[BEGIN]

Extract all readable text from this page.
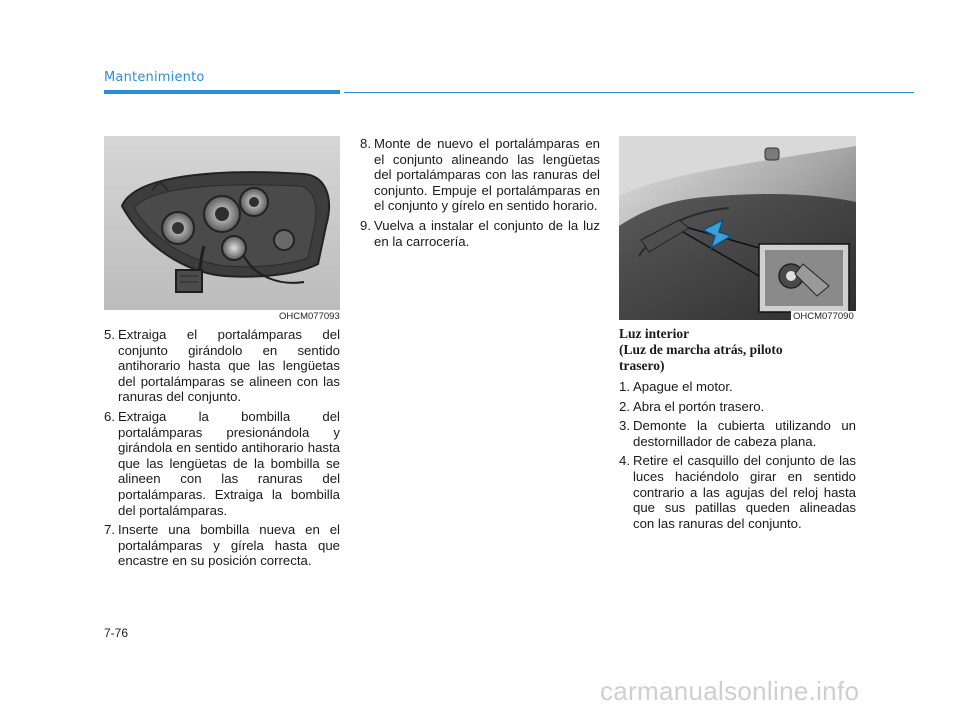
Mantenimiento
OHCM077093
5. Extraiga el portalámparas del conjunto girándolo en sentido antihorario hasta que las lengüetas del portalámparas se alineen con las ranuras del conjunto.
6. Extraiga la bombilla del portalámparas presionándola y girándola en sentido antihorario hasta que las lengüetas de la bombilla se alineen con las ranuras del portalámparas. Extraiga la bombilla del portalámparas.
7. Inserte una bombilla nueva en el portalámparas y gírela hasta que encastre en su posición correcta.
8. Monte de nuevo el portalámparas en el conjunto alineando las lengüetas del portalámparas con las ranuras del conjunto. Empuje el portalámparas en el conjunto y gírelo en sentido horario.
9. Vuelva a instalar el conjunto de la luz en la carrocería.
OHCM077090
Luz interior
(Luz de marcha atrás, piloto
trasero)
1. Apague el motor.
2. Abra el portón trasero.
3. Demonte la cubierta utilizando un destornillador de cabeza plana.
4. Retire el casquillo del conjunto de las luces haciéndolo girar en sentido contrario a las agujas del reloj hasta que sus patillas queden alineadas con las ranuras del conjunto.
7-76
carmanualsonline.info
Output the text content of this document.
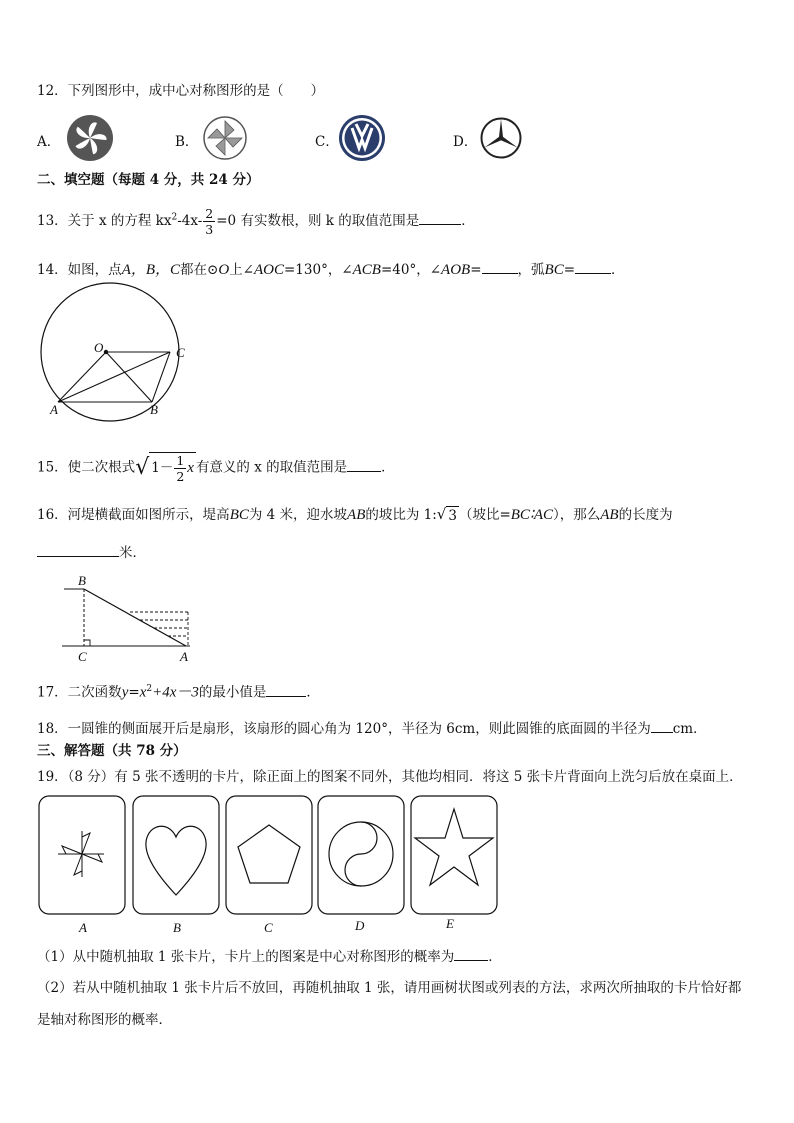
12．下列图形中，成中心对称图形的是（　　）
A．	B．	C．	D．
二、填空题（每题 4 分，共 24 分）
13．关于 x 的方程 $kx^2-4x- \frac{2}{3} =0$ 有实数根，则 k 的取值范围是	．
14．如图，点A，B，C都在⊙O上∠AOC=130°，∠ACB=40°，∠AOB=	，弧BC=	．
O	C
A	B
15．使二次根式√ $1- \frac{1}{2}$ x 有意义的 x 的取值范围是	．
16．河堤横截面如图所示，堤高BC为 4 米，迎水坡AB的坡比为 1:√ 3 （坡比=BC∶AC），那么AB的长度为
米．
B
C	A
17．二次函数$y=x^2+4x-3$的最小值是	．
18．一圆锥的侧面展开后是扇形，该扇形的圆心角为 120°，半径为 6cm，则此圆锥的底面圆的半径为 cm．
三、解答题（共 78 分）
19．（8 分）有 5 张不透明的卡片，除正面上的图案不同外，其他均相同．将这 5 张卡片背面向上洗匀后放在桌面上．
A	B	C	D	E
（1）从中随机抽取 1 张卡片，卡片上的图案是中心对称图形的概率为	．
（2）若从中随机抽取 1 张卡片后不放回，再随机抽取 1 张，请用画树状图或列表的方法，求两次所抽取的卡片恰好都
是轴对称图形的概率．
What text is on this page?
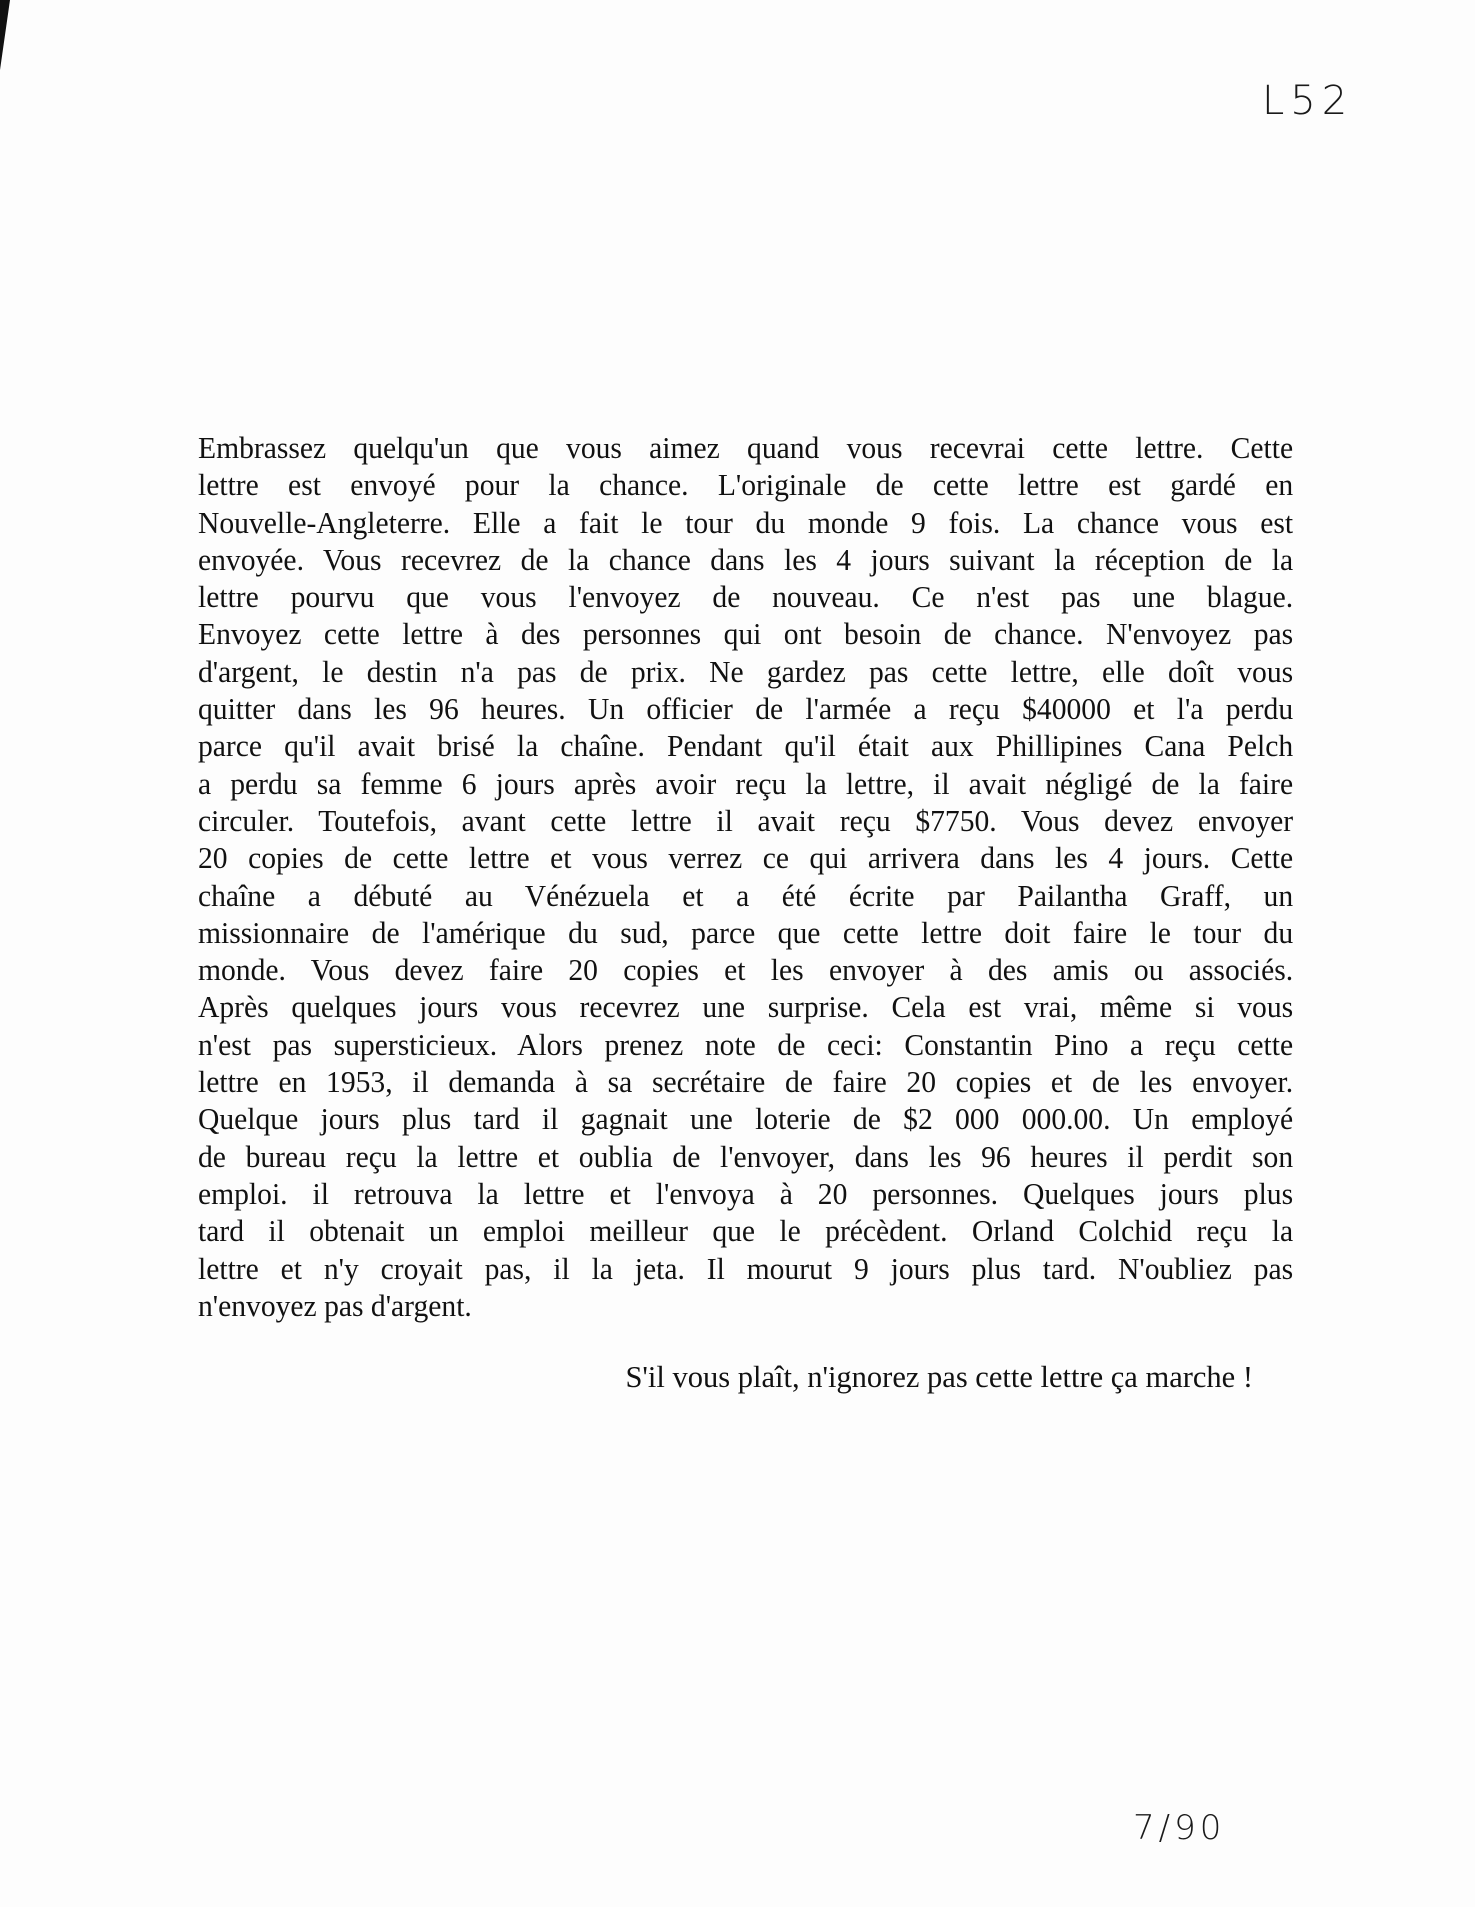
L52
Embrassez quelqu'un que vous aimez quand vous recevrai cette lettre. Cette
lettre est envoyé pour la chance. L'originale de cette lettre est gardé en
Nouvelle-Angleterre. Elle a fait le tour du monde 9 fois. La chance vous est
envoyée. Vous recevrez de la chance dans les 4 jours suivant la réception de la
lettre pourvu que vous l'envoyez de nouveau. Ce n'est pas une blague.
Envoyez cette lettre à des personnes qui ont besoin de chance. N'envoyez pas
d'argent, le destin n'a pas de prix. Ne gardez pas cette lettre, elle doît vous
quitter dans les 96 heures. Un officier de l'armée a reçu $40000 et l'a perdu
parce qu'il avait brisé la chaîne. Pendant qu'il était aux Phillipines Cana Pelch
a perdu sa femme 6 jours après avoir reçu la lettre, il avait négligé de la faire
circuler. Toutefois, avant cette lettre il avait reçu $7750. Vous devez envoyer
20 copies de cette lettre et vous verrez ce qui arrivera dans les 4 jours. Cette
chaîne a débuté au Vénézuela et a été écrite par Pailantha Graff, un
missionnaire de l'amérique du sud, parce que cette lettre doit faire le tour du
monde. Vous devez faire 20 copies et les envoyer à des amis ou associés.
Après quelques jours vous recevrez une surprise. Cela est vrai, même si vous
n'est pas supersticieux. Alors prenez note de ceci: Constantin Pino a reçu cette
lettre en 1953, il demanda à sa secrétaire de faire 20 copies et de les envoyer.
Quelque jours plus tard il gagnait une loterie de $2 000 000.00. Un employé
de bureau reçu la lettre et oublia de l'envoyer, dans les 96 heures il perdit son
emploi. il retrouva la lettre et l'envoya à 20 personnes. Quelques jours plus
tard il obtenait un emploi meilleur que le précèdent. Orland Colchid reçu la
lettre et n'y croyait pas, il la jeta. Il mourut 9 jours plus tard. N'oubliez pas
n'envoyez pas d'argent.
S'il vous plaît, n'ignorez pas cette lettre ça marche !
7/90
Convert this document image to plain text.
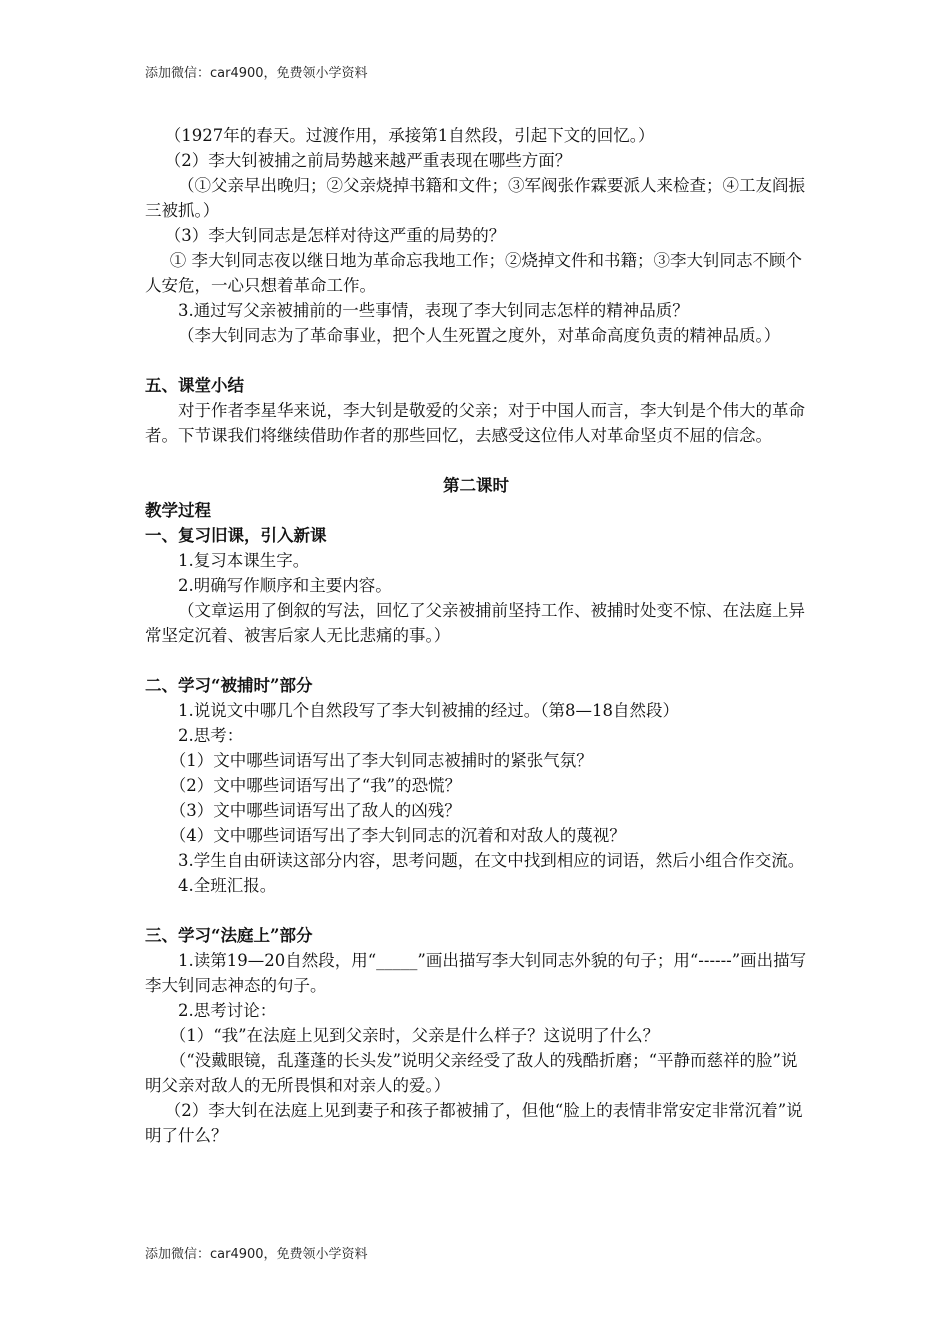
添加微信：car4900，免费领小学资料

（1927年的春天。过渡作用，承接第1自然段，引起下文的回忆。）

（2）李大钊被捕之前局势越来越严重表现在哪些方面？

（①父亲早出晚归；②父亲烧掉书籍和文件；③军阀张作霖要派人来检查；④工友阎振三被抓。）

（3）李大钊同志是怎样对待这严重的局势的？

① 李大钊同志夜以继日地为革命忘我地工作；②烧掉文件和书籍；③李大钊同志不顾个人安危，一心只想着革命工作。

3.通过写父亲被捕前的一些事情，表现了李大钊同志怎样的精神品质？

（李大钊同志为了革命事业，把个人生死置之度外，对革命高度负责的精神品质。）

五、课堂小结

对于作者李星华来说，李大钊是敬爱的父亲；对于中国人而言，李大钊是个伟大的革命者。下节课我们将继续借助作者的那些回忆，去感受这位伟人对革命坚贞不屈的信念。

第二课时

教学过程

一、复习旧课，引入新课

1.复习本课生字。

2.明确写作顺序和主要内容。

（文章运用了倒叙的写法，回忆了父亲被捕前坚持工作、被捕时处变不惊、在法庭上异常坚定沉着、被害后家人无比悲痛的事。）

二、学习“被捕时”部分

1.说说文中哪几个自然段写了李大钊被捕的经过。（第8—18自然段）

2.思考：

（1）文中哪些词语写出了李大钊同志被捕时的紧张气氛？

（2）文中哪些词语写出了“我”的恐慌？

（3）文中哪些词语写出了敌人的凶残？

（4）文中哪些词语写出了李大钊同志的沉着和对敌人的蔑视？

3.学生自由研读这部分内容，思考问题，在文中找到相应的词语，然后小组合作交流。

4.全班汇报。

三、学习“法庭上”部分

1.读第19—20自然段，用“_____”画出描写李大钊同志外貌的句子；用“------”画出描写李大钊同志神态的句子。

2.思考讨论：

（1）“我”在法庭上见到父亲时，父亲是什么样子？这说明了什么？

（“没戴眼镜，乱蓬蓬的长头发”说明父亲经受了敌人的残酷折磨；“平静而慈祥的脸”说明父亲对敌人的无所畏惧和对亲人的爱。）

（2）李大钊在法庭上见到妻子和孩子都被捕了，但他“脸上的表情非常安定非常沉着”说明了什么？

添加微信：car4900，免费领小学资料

[END]

**Aim of the task**
Any pictures should be dropped; transcribe the rest of the records above exactly.

**Exercise response**
Extract all readable text from this page.
Mantenimiento
OHCM077093
5. Extraiga el portalámparas del conjunto girándolo en sentido antihorario hasta que las lengüetas del portalámparas se alineen con las ranuras del conjunto.
6. Extraiga la bombilla del portalámparas presionándola y girándola en sentido antihorario hasta que las lengüetas de la bombilla se alineen con las ranuras del portalámparas. Extraiga la bombilla del portalámparas.
7. Inserte una bombilla nueva en el portalámparas y gírela hasta que encastre en su posición correcta.
8. Monte de nuevo el portalámparas en el conjunto alineando las lengüetas del portalámparas con las ranuras del conjunto. Empuje el portalámparas en el conjunto y gírelo en sentido horario.
9. Vuelva a instalar el conjunto de la luz en la carrocería.
OHCM077090
Luz interior
(Luz de marcha atrás, piloto
trasero)
1. Apague el motor.
2. Abra el portón trasero.
3. Demonte la cubierta utilizando un destornillador de cabeza plana.
4. Retire el casquillo del conjunto de las luces haciéndolo girar en sentido contrario a las agujas del reloj hasta que sus patillas queden alineadas con las ranuras del conjunto.
7-76
carmanualsonline.info
Output the text content of this document.
12．下列图形中，成中心对称图形的是（　　）
A．	B．	C．	D．
二、填空题（每题 4 分，共 24 分）
13．关于 x 的方程 $kx^2-4x- \frac{2}{3} =0$ 有实数根，则 k 的取值范围是	．
14．如图，点A，B，C都在⊙O上∠AOC=130°，∠ACB=40°，∠AOB=	，弧BC=	．
O	C
A	B
15．使二次根式√ $1- \frac{1}{2}$ x 有意义的 x 的取值范围是	．
16．河堤横截面如图所示，堤高BC为 4 米，迎水坡AB的坡比为 1:√ 3 （坡比=BC∶AC），那么AB的长度为
米．
B
C	A
17．二次函数$y=x^2+4x-3$的最小值是	．
18．一圆锥的侧面展开后是扇形，该扇形的圆心角为 120°，半径为 6cm，则此圆锥的底面圆的半径为 cm．
三、解答题（共 78 分）
19．（8 分）有 5 张不透明的卡片，除正面上的图案不同外，其他均相同．将这 5 张卡片背面向上洗匀后放在桌面上．
A	B	C	D	E
（1）从中随机抽取 1 张卡片，卡片上的图案是中心对称图形的概率为	．
（2）若从中随机抽取 1 张卡片后不放回，再随机抽取 1 张，请用画树状图或列表的方法，求两次所抽取的卡片恰好都
是轴对称图形的概率．
What text is on this page?
L52
Embrassez quelqu'un que vous aimez quand vous recevrai cette lettre. Cette
lettre est envoyé pour la chance. L'originale de cette lettre est gardé en
Nouvelle-Angleterre. Elle a fait le tour du monde 9 fois. La chance vous est
envoyée. Vous recevrez de la chance dans les 4 jours suivant la réception de la
lettre pourvu que vous l'envoyez de nouveau. Ce n'est pas une blague.
Envoyez cette lettre à des personnes qui ont besoin de chance. N'envoyez pas
d'argent, le destin n'a pas de prix. Ne gardez pas cette lettre, elle doît vous
quitter dans les 96 heures. Un officier de l'armée a reçu $40000 et l'a perdu
parce qu'il avait brisé la chaîne. Pendant qu'il était aux Phillipines Cana Pelch
a perdu sa femme 6 jours après avoir reçu la lettre, il avait négligé de la faire
circuler. Toutefois, avant cette lettre il avait reçu $7750. Vous devez envoyer
20 copies de cette lettre et vous verrez ce qui arrivera dans les 4 jours. Cette
chaîne a débuté au Vénézuela et a été écrite par Pailantha Graff, un
missionnaire de l'amérique du sud, parce que cette lettre doit faire le tour du
monde. Vous devez faire 20 copies et les envoyer à des amis ou associés.
Après quelques jours vous recevrez une surprise. Cela est vrai, même si vous
n'est pas supersticieux. Alors prenez note de ceci: Constantin Pino a reçu cette
lettre en 1953, il demanda à sa secrétaire de faire 20 copies et de les envoyer.
Quelque jours plus tard il gagnait une loterie de $2 000 000.00. Un employé
de bureau reçu la lettre et oublia de l'envoyer, dans les 96 heures il perdit son
emploi. il retrouva la lettre et l'envoya à 20 personnes. Quelques jours plus
tard il obtenait un emploi meilleur que le précèdent. Orland Colchid reçu la
lettre et n'y croyait pas, il la jeta. Il mourut 9 jours plus tard. N'oubliez pas
n'envoyez pas d'argent.
S'il vous plaît, n'ignorez pas cette lettre ça marche !
7/90
Convert this document image to plain text.
添加微信：car4900，免费领小学资料

（1927年的春天。过渡作用，承接第1自然段，引起下文的回忆。）

（2）李大钊被捕之前局势越来越严重表现在哪些方面？

（①父亲早出晚归；②父亲烧掉书籍和文件；③军阀张作霖要派人来检查；④工友阎振三被抓。）

（3）李大钊同志是怎样对待这严重的局势的？

① 李大钊同志夜以继日地为革命忘我地工作；②烧掉文件和书籍；③李大钊同志不顾个人安危，一心只想着革命工作。

3.通过写父亲被捕前的一些事情，表现了李大钊同志怎样的精神品质？

（李大钊同志为了革命事业，把个人生死置之度外，对革命高度负责的精神品质。）

五、课堂小结

对于作者李星华来说，李大钊是敬爱的父亲；对于中国人而言，李大钊是个伟大的革命者。下节课我们将继续借助作者的那些回忆，去感受这位伟人对革命坚贞不屈的信念。

第二课时

教学过程

一、复习旧课，引入新课

1.复习本课生字。

2.明确写作顺序和主要内容。

（文章运用了倒叙的写法，回忆了父亲被捕前坚持工作、被捕时处变不惊、在法庭上异常坚定沉着、被害后家人无比悲痛的事。）

二、学习“被捕时”部分

1.说说文中哪几个自然段写了李大钊被捕的经过。（第8—18自然段）

2.思考：

（1）文中哪些词语写出了李大钊同志被捕时的紧张气氛？

（2）文中哪些词语写出了“我”的恐慌？

（3）文中哪些词语写出了敌人的凶残？

（4）文中哪些词语写出了李大钊同志的沉着和对敌人的蔑视？

3.学生自由研读这部分内容，思考问题，在文中找到相应的词语，然后小组合作交流。

4.全班汇报。

三、学习“法庭上”部分

1.读第19—20自然段，用“_____”画出描写李大钊同志外貌的句子；用“------”画出描写李大钊同志神态的句子。

2.思考讨论：

（1）“我”在法庭上见到父亲时，父亲是什么样子？这说明了什么？

（“没戴眼镜，乱蓬蓬的长头发”说明父亲经受了敌人的残酷折磨；“平静而慈祥的脸”说明父亲对敌人的无所畏惧和对亲人的爱。）

（2）李大钊在法庭上见到妻子和孩子都被捕了，但他“脸上的表情非常安定非常沉着”说明了什么？

添加微信：car4900，免费领小学资料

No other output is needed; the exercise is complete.